## REQUIREMENTS
In full and without alteration, repeat the material.

:::::

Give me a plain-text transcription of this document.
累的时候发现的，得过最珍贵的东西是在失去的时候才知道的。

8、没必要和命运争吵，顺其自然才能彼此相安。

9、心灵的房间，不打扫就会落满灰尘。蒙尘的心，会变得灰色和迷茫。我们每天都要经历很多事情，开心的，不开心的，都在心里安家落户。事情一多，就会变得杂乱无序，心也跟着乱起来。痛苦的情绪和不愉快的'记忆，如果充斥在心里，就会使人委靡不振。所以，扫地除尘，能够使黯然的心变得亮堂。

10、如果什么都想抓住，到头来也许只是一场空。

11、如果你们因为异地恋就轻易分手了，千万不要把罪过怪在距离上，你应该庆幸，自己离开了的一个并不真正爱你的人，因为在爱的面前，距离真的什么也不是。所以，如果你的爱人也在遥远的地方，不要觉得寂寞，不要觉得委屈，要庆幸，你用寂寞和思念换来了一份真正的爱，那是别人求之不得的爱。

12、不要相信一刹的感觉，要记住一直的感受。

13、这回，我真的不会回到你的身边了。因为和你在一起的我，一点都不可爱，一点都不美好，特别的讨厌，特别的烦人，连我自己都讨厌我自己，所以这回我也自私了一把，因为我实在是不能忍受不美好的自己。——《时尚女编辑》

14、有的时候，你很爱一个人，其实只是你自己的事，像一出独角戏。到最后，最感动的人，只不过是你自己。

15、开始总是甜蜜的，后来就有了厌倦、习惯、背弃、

:::::

## ANSWER BELOW
Give me a plain-text transcription of this document.
累的时候发现的，得过最珍贵的东西是在失去的时候才知道的。

8、没必要和命运争吵，顺其自然才能彼此相安。

9、心灵的房间，不打扫就会落满灰尘。蒙尘的心，会变得灰色和迷茫。我们每天都要经历很多事情，开心的，不开心的，都在心里安家落户。事情一多，就会变得杂乱无序，心也跟着乱起来。痛苦的情绪和不愉快的'记忆，如果充斥在心里，就会使人委靡不振。所以，扫地除尘，能够使黯然的心变得亮堂。

10、如果什么都想抓住，到头来也许只是一场空。

11、如果你们因为异地恋就轻易分手了，千万不要把罪过怪在距离上，你应该庆幸，自己离开了的一个并不真正爱你的人，因为在爱的面前，距离真的什么也不是。所以，如果你的爱人也在遥远的地方，不要觉得寂寞，不要觉得委屈，要庆幸，你用寂寞和思念换来了一份真正的爱，那是别人求之不得的爱。

12、不要相信一刹的感觉，要记住一直的感受。

13、这回，我真的不会回到你的身边了。因为和你在一起的我，一点都不可爱，一点都不美好，特别的讨厌，特别的烦人，连我自己都讨厌我自己，所以这回我也自私了一把，因为我实在是不能忍受不美好的自己。——《时尚女编辑》

14、有的时候，你很爱一个人，其实只是你自己的事，像一出独角戏。到最后，最感动的人，只不过是你自己。

15、开始总是甜蜜的，后来就有了厌倦、习惯、背弃、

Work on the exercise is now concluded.